**AIM**
Locate the string "cube" in the records below. Copy every line where it occurs.

**SOURCE MATERIAL**

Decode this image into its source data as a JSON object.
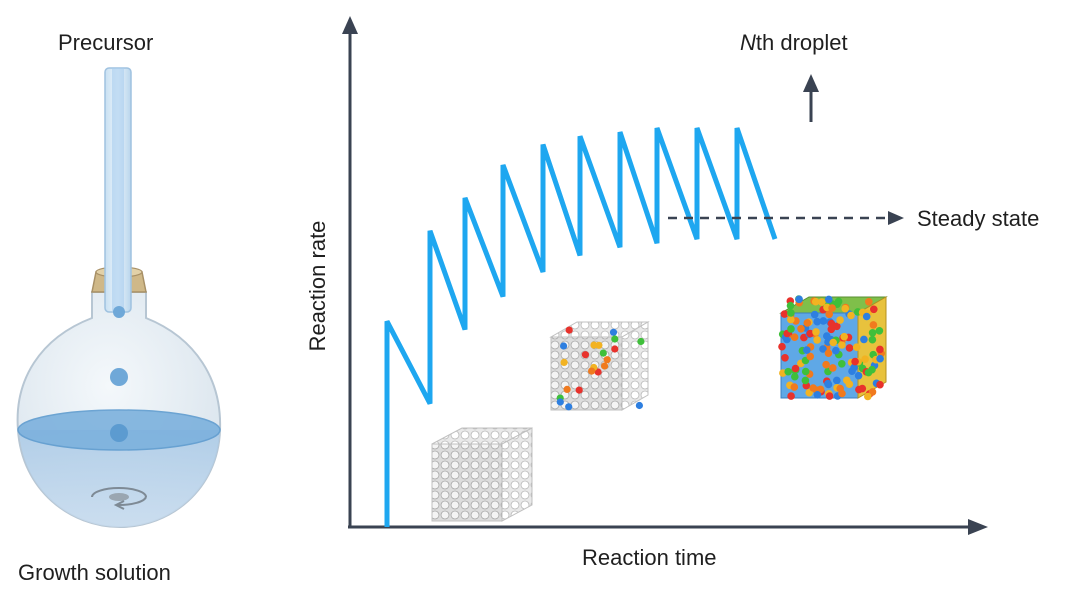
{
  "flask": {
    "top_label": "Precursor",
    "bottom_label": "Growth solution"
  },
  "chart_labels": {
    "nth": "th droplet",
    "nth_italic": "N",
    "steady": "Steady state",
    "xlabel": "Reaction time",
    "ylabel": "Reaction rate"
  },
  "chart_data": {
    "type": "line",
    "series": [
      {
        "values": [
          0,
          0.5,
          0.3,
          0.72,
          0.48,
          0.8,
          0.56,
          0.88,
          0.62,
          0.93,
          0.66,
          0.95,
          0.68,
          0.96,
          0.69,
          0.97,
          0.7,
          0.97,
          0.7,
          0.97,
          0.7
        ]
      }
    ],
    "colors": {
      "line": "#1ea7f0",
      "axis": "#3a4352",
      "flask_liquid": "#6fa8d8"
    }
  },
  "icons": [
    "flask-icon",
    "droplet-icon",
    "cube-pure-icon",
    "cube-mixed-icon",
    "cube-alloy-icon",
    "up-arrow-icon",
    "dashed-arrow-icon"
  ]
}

**RESULT OF THE EXERCISE**
    "cube-pure-icon",
    "cube-mixed-icon",
    "cube-alloy-icon",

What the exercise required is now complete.